» **DOCUMENT TEXT**
|---|
Re: [RFC][PATCH] fanotify: Enable FAN_REPORT_FID on more filesystem types

From: Jan Kara <jack@suse.cz>
To: Amir Goldstein <amir73il@gmail.com>
Cc: Jan Kara <jack@suse.cz>, Matthew Bobrowski <repnop@google.com>,
	Christian Brauner <brauner@kernel.org>,
	linux-fsdevel@vger.kernel.org, linux-api@vger.kernel.org
Subject: Re: [RFC][PATCH] fanotify: Enable FAN_REPORT_FID on more filesystem types
Date: Mon, 17 Apr 2023 18:27:21 +0200	[thread overview]
Message-ID: <20230417162721.ouzs33oh6mb7vtft@quack3> (raw)
In-Reply-To: <CAOQ4uxj_OQt+yLVnBH-Cg4mKe4_19L42bcsQx2BSOxR7E46SDQ@mail.gmail.com>

On Thu 13-04-23 12:25:41, Amir Goldstein wrote:
> On Wed, Apr 12, 2023 at 9:44 PM Jan Kara <jack@suse.cz> wrote:
> >
> > Hi Amir!
> >
> > On Tue 11-04-23 15:40:37, Amir Goldstein wrote:
> > > If kernel supports FAN_REPORT_ANY_FID, use this flag to allow testing
> > > also filesystems that do not support fsid or NFS file handles (e.g. fuse).
|---|
» **INFORMATION SUPPLIED**
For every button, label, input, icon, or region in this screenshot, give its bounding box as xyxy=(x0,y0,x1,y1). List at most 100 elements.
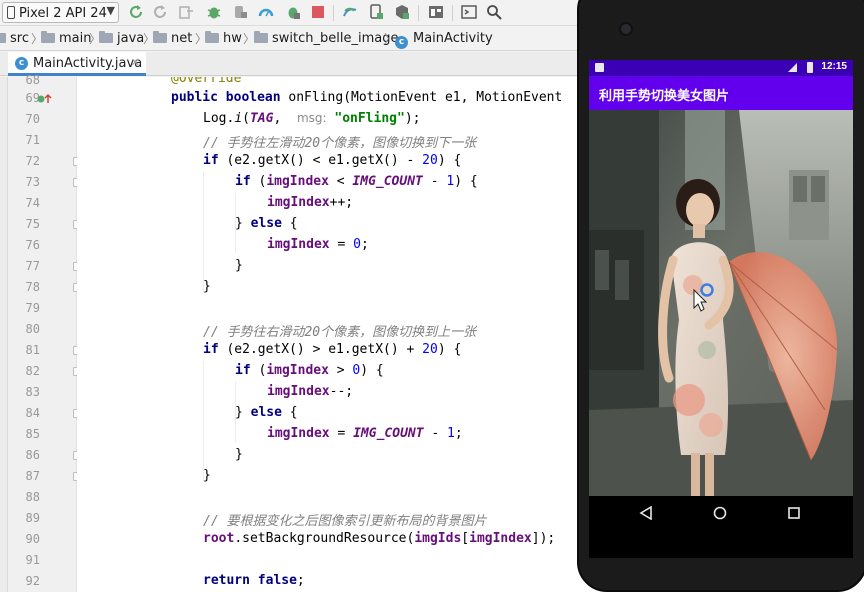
line-number: 78 xyxy=(25,280,40,294)
background-photo[interactable] xyxy=(589,110,853,496)
code-line-87: } xyxy=(203,468,211,483)
line-number: 72 xyxy=(25,154,40,168)
apply-changes-icon[interactable] xyxy=(152,4,168,20)
folder-icon xyxy=(41,31,55,43)
line-number: 70 xyxy=(25,112,40,126)
signal-icon xyxy=(788,63,797,72)
folder-icon xyxy=(99,31,113,43)
code-line-90: root.setBackgroundResource(imgIds[imgInd… xyxy=(203,531,556,546)
line-number: 85 xyxy=(25,427,40,441)
sdk-manager-icon[interactable] xyxy=(394,4,410,20)
run-icon[interactable] xyxy=(128,4,144,20)
phone-icon xyxy=(7,6,15,19)
breadcrumb-item-net[interactable]: net xyxy=(153,31,192,47)
code-line-72: if (e2.getX() < e1.getX() - 20) { xyxy=(203,153,462,168)
toolbar-separator xyxy=(418,5,419,21)
line-number: 79 xyxy=(25,301,40,315)
code-line-82: if (imgIndex > 0) { xyxy=(235,363,384,378)
line-number: 71 xyxy=(25,133,40,147)
breadcrumb-item-main[interactable]: main xyxy=(41,31,91,47)
line-number: 80 xyxy=(25,322,40,336)
home-icon[interactable] xyxy=(713,506,727,520)
toolbar-separator xyxy=(452,5,453,21)
camera-icon xyxy=(619,22,633,36)
folder-icon xyxy=(205,31,219,43)
code-line-85: imgIndex = IMG_COUNT - 1; xyxy=(267,426,463,441)
profile-icon[interactable] xyxy=(258,4,274,20)
breadcrumb-item-java[interactable]: java xyxy=(99,31,144,47)
code-line-83: imgIndex--; xyxy=(267,384,354,399)
line-number: 76 xyxy=(25,238,40,252)
line-number: 68 xyxy=(25,73,40,87)
folder-icon xyxy=(0,33,6,43)
attach-debugger-icon[interactable] xyxy=(232,4,248,20)
class-icon: c xyxy=(395,36,408,49)
app-bar: 利用手势切换美女图片 xyxy=(589,76,853,110)
gradle-sync-icon[interactable] xyxy=(342,4,358,20)
line-number: 88 xyxy=(25,490,40,504)
code-line-84: } else { xyxy=(235,405,298,420)
line-number: 82 xyxy=(25,364,40,378)
code-line-76: imgIndex = 0; xyxy=(267,237,369,252)
line-number: 84 xyxy=(25,406,40,420)
code-line-81: if (e2.getX() > e1.getX() + 20) { xyxy=(203,342,462,357)
battery-icon xyxy=(807,62,813,73)
line-number: 90 xyxy=(25,532,40,546)
override-marker-icon[interactable] xyxy=(37,93,53,105)
line-number: 86 xyxy=(25,448,40,462)
search-icon[interactable] xyxy=(486,4,502,20)
app-title: 利用手势切换美女图片 xyxy=(599,89,730,104)
folder-icon xyxy=(254,31,268,43)
breadcrumb-item-src[interactable]: src xyxy=(0,31,29,47)
emulator-screen[interactable]: 12:15 利用手势切换美女图片 xyxy=(589,60,853,558)
sd-card-icon xyxy=(595,63,604,72)
code-line-75: } else { xyxy=(235,216,298,231)
indent-guide xyxy=(203,361,204,481)
folder-icon xyxy=(153,31,167,43)
breadcrumb-item-class[interactable]: c MainActivity xyxy=(395,31,493,49)
code-line-80: // 手势往右滑动20个像素，图像切换到上一张 xyxy=(203,325,477,340)
code-line-71: // 手势往左滑动20个像素，图像切换到下一张 xyxy=(203,136,477,151)
line-number: 89 xyxy=(25,511,40,525)
line-number: 87 xyxy=(25,469,40,483)
stop-icon[interactable] xyxy=(310,4,326,20)
class-icon: c xyxy=(15,57,28,70)
code-line-86: } xyxy=(235,447,243,462)
recents-icon[interactable] xyxy=(787,506,801,520)
terminal-icon[interactable] xyxy=(461,4,477,20)
code-line-89: // 要根据变化之后图像索引更新布局的背景图片 xyxy=(203,514,487,529)
toolbar-separator xyxy=(333,5,334,21)
code-line-73: if (imgIndex < IMG_COUNT - 1) { xyxy=(235,174,478,189)
line-number: 92 xyxy=(25,574,40,588)
avd-manager-icon[interactable] xyxy=(368,4,384,20)
line-number: 91 xyxy=(25,553,40,567)
device-selector[interactable]: Pixel 2 API 24 ▼ xyxy=(2,2,119,23)
code-line-69: public boolean onFling(MotionEvent e1, M… xyxy=(171,90,563,105)
code-line-74: imgIndex++; xyxy=(267,195,354,210)
project-structure-icon[interactable] xyxy=(428,4,444,20)
device-label: Pixel 2 API 24 xyxy=(19,6,107,21)
line-number: 74 xyxy=(25,196,40,210)
code-line-92: return false; xyxy=(203,573,305,588)
indent-guide xyxy=(203,172,204,292)
navigation-bar xyxy=(589,496,853,558)
line-number: 81 xyxy=(25,343,40,357)
coverage-icon[interactable] xyxy=(285,4,301,20)
debug-icon[interactable] xyxy=(206,4,222,20)
line-number: 83 xyxy=(25,385,40,399)
editor-gutter: 68 69 70 71 72 73 74 75 76 77 78 79 80 8… xyxy=(8,73,82,592)
close-icon[interactable]: ✕ xyxy=(131,56,140,69)
tab-label: MainActivity.java xyxy=(33,56,143,71)
breadcrumb-item-hw[interactable]: hw xyxy=(205,31,242,47)
status-bar: 12:15 xyxy=(589,60,853,76)
code-line-68: @Override xyxy=(171,77,242,86)
code-line-70: Log.i(TAG, msg: "onFling"); xyxy=(203,111,421,126)
back-icon[interactable] xyxy=(639,506,653,520)
breadcrumb-item-package[interactable]: switch_belle_image xyxy=(254,31,398,47)
tool-window-strip xyxy=(0,77,8,592)
line-number: 73 xyxy=(25,175,40,189)
status-time: 12:15 xyxy=(821,61,847,72)
apply-code-changes-icon[interactable] xyxy=(178,4,194,20)
chevron-down-icon: ▼ xyxy=(106,4,115,17)
code-line-77: } xyxy=(235,258,243,273)
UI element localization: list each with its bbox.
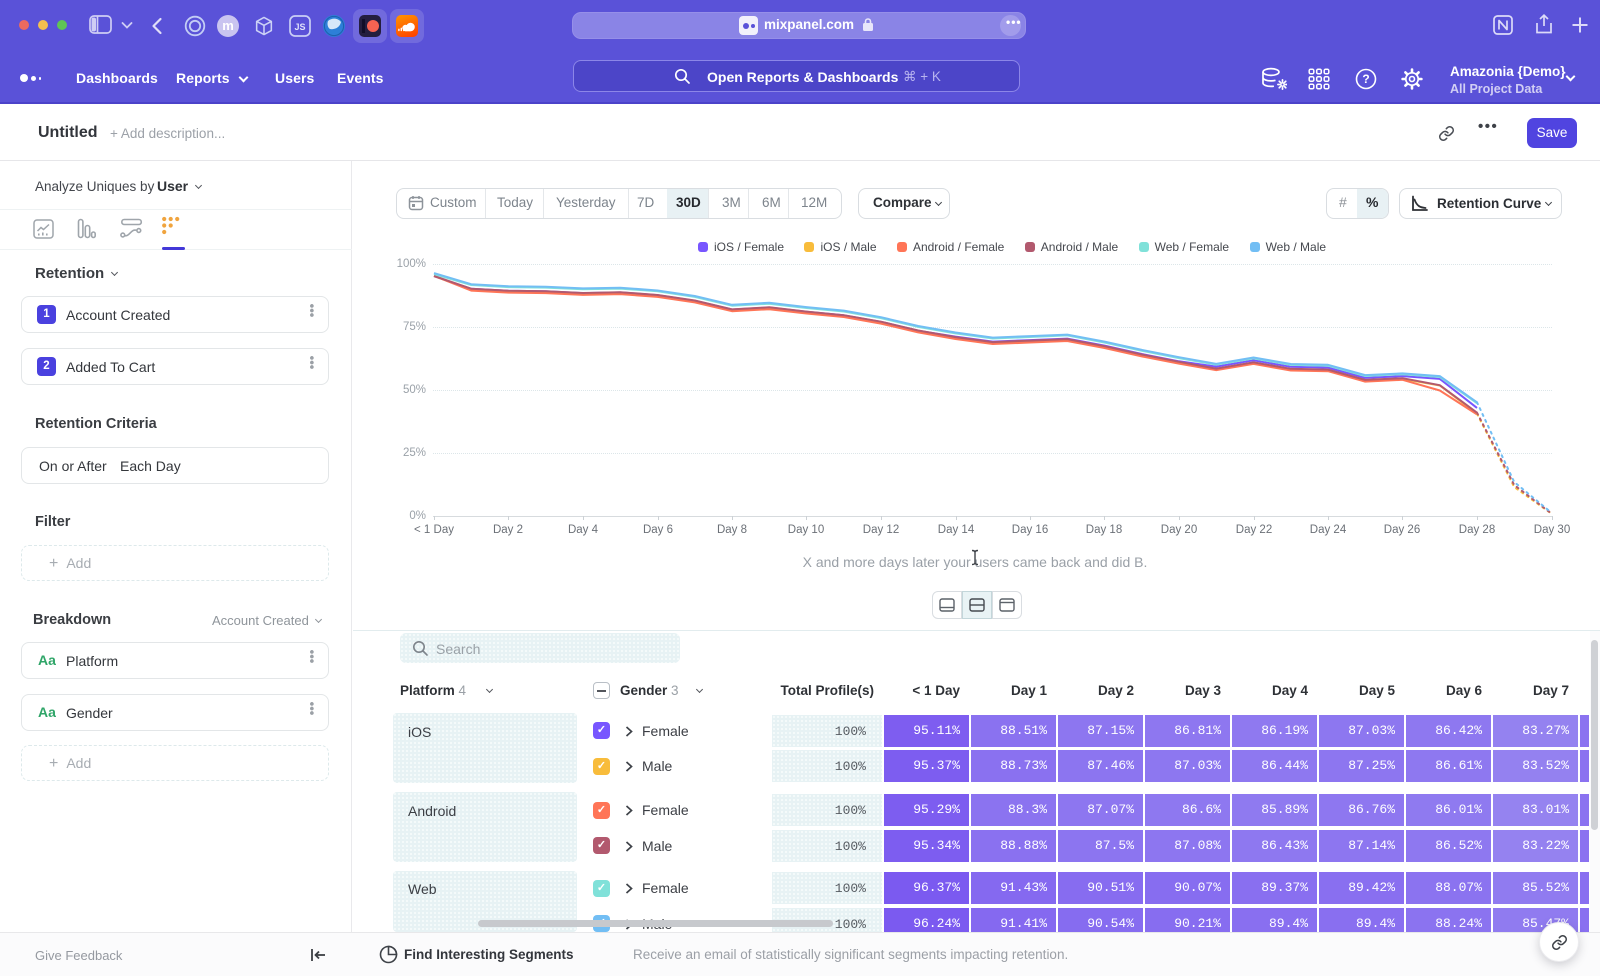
svg-text:JS: JS	[294, 22, 305, 32]
svg-text:?: ?	[1362, 72, 1369, 86]
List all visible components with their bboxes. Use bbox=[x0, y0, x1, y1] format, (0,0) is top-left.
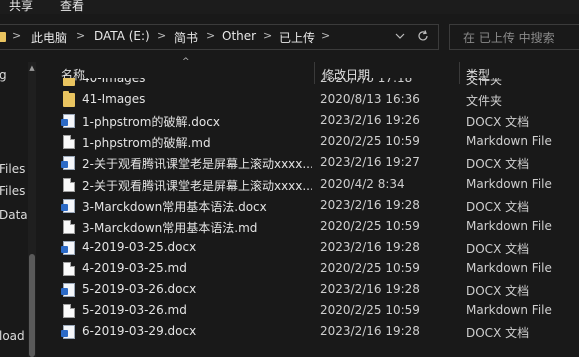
|---|
» **EXERCISE REQUIREMENTS**
a) From the fanotify email, write out the passage starting at the words "From: Jan Kara" and ending after "Message-ID: <20230417162721.ouzs33oh6mb7vtft@quack3> (raw)".
b) In the fanotify email, which filesystem is named as an example of one that lacks fsid or NFS file handle support?

» **THE RESPONSES**
a)
From: Jan Kara <jack@suse.cz>
To: Amir Goldstein <amir73il@gmail.com>
Cc: Jan Kara <jack@suse.cz>, Matthew Bobrowski <repnop@google.com>,
	Christian Brauner <brauner@kernel.org>,
	linux-fsdevel@vger.kernel.org, linux-api@vger.kernel.org
Subject: Re: [RFC][PATCH] fanotify: Enable FAN_REPORT_FID on more filesystem types
Date: Mon, 17 Apr 2023 18:27:21 +0200	[thread overview]
Message-ID: <20230417162721.ouzs33oh6mb7vtft@quack3> (raw)

b) Fuse